Provided passage ▸

Alternatively, if we have already defined a big-step semantics, we can prove the above equivalence theorem to validate our definitions.

The main disadvantage of small-step semantics is that we now have two relations, ⇒ and ⇒*, and reasoning tends to be more complicated.

Properties of the Small-Step Semantics

We can prove that a configuration (S, s) is final if and only if S = skip. This ensures that we have not forgotten a derivation rule.

theorem SmallStep_final (S s) :
  (¬ ∃T t, (S, s) ⇒ (T, t)) ↔ S = Stmt.skip
:=
  by
    induction S with
    | skip =>
      simp
      intros T t hstep
      cases hstep
    | assign x a =>
      simp
      apply Exists.intro Stmt.skip
      apply Exists.intro (s[x ↦ a s])

Stored rows ▸
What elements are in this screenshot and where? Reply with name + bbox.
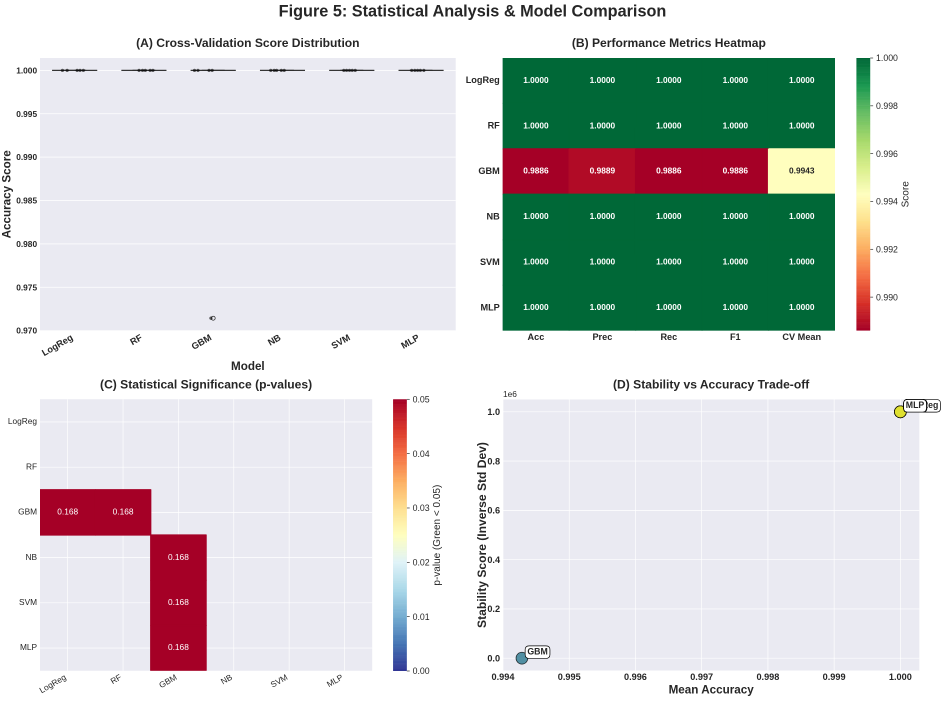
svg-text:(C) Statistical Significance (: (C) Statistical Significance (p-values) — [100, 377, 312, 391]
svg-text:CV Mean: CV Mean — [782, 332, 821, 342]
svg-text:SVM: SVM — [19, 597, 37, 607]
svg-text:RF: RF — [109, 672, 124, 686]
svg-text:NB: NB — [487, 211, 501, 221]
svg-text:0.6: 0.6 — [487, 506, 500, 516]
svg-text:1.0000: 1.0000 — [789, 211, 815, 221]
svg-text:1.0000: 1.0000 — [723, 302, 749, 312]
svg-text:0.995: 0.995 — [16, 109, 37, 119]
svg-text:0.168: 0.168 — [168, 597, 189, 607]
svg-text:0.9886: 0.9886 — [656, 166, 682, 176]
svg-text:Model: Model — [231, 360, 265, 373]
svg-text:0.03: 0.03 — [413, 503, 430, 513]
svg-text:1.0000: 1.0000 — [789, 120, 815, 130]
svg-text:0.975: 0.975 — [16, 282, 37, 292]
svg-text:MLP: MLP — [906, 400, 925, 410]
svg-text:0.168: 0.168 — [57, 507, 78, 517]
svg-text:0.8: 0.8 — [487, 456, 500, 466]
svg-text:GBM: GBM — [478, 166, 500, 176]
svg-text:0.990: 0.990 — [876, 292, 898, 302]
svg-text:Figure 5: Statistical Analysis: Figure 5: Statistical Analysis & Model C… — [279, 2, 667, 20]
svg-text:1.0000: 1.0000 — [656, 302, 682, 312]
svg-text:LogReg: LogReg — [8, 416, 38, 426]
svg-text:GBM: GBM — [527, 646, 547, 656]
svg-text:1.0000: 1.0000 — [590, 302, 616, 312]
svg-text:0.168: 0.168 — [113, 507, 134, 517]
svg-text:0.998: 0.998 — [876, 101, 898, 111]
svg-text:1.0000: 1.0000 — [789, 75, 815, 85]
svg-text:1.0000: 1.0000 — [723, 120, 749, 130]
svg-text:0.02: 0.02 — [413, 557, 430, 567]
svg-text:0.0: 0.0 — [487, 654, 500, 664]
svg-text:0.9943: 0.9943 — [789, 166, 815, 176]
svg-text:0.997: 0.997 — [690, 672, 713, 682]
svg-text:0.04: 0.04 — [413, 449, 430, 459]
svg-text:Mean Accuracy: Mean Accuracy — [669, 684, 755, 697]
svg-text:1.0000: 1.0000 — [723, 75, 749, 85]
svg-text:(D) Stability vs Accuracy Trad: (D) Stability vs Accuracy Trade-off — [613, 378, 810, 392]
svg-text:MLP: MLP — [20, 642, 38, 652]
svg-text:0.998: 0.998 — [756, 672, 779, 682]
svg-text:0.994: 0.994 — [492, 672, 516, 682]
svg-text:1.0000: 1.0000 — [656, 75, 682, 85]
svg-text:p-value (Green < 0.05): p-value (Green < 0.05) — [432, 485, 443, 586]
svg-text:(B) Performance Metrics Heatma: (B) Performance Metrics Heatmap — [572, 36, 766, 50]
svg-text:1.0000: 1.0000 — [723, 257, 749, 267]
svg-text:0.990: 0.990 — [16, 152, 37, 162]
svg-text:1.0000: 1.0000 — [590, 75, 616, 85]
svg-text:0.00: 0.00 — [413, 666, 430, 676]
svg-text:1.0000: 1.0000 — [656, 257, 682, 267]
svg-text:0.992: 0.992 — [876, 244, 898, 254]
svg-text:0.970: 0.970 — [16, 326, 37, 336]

Problems ▸
A. According to the passage on small-step semantics, what is the main disadvantage of small-step semantics?
B. List each distinct tactic invoked in the proof of SmallStep_final in the passage on small-step semantics, in order of first appearance.
The records have no connection to the passage on small-step semantics.

Answers per task ▸
A. It involves two relations, ⇒ and ⇒*, so reasoning tends to be more complicated.

B. induction, simp, intros, cases, apply